• **Written task**
Each line containing the word "this" should be found and copied.

• **Data tied to figure images**
%%
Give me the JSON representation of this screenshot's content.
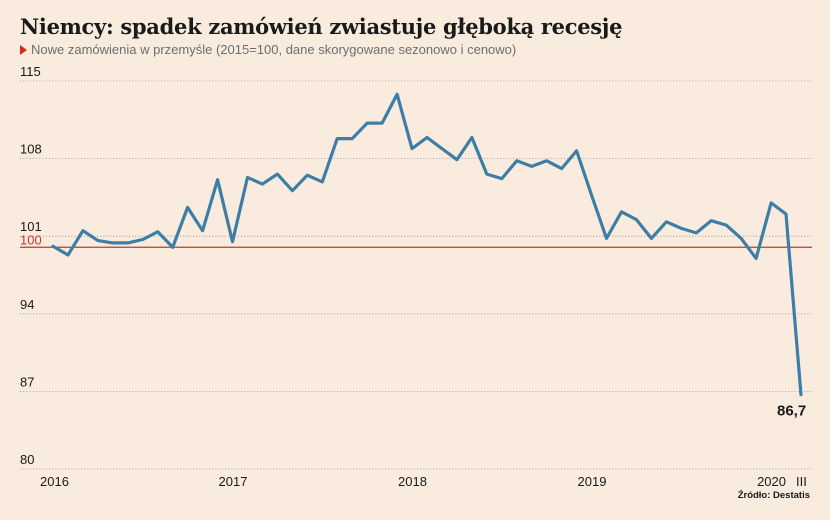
{
  "title": "Niemcy: spadek zamówień zwiastuje głęboką recesję",
  "subtitle": "Nowe zamówienia w przemyśle (2015=100, dane skorygowane sezonowo i cenowo)",
  "source": "Źródło: Destatis",
  "colors": {
    "line": "#3d7ea6",
    "reference": "#c0392b",
    "grid": "#9a9a9a",
    "background": "#f9ecdf",
    "marker": "#d62b1e"
  },
  "chart_data": {
    "type": "line",
    "ylim": [
      80,
      115
    ],
    "y_ticks": [
      {
        "value": 80,
        "label": "80"
      },
      {
        "value": 87,
        "label": "87"
      },
      {
        "value": 94,
        "label": "94"
      },
      {
        "value": 101,
        "label": "101"
      },
      {
        "value": 108,
        "label": "108"
      },
      {
        "value": 115,
        "label": "115"
      }
    ],
    "reference_line": {
      "value": 100,
      "label": "100"
    },
    "x_ticks": [
      {
        "label": "2016",
        "index": 0
      },
      {
        "label": "2017",
        "index": 12
      },
      {
        "label": "2018",
        "index": 24
      },
      {
        "label": "2019",
        "index": 36
      },
      {
        "label": "2020",
        "index": 48
      },
      {
        "label": "III",
        "index": 50
      }
    ],
    "x": [
      "2016-01",
      "2016-02",
      "2016-03",
      "2016-04",
      "2016-05",
      "2016-06",
      "2016-07",
      "2016-08",
      "2016-09",
      "2016-10",
      "2016-11",
      "2016-12",
      "2017-01",
      "2017-02",
      "2017-03",
      "2017-04",
      "2017-05",
      "2017-06",
      "2017-07",
      "2017-08",
      "2017-09",
      "2017-10",
      "2017-11",
      "2017-12",
      "2018-01",
      "2018-02",
      "2018-03",
      "2018-04",
      "2018-05",
      "2018-06",
      "2018-07",
      "2018-08",
      "2018-09",
      "2018-10",
      "2018-11",
      "2018-12",
      "2019-01",
      "2019-02",
      "2019-03",
      "2019-04",
      "2019-05",
      "2019-06",
      "2019-07",
      "2019-08",
      "2019-09",
      "2019-10",
      "2019-11",
      "2019-12",
      "2020-01",
      "2020-02",
      "2020-03"
    ],
    "series": [
      {
        "values": [
          100.1,
          99.3,
          101.5,
          100.6,
          100.4,
          100.4,
          100.7,
          101.4,
          100.0,
          103.6,
          101.5,
          106.1,
          100.5,
          106.3,
          105.7,
          106.6,
          105.1,
          106.5,
          105.9,
          109.8,
          109.8,
          111.2,
          111.2,
          113.8,
          108.9,
          109.9,
          108.9,
          107.9,
          109.9,
          106.6,
          106.2,
          107.8,
          107.3,
          107.8,
          107.1,
          108.7,
          104.7,
          100.8,
          103.2,
          102.5,
          100.8,
          102.3,
          101.7,
          101.3,
          102.4,
          102.0,
          100.8,
          99.0,
          104.0,
          103.0,
          86.7
        ]
      }
    ],
    "end_label": "86,7"
  }
}
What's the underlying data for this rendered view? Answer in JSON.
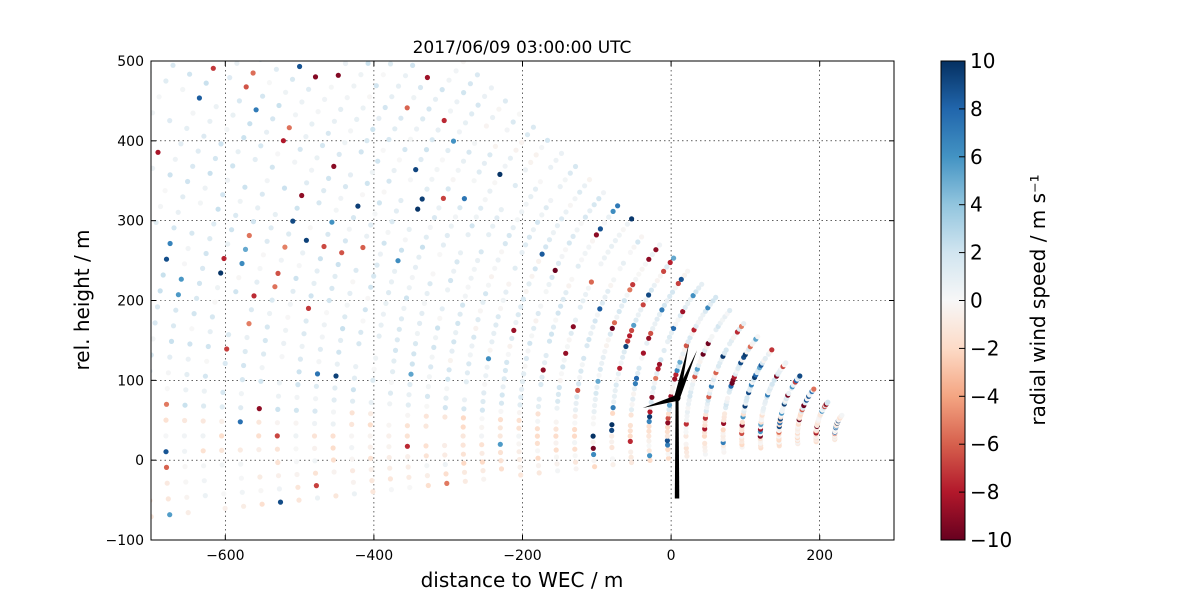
%%
• **Complete output**
Give me the JSON representation of this screenshot's content.
What's the underlying data for this rendered view? Answer in JSON.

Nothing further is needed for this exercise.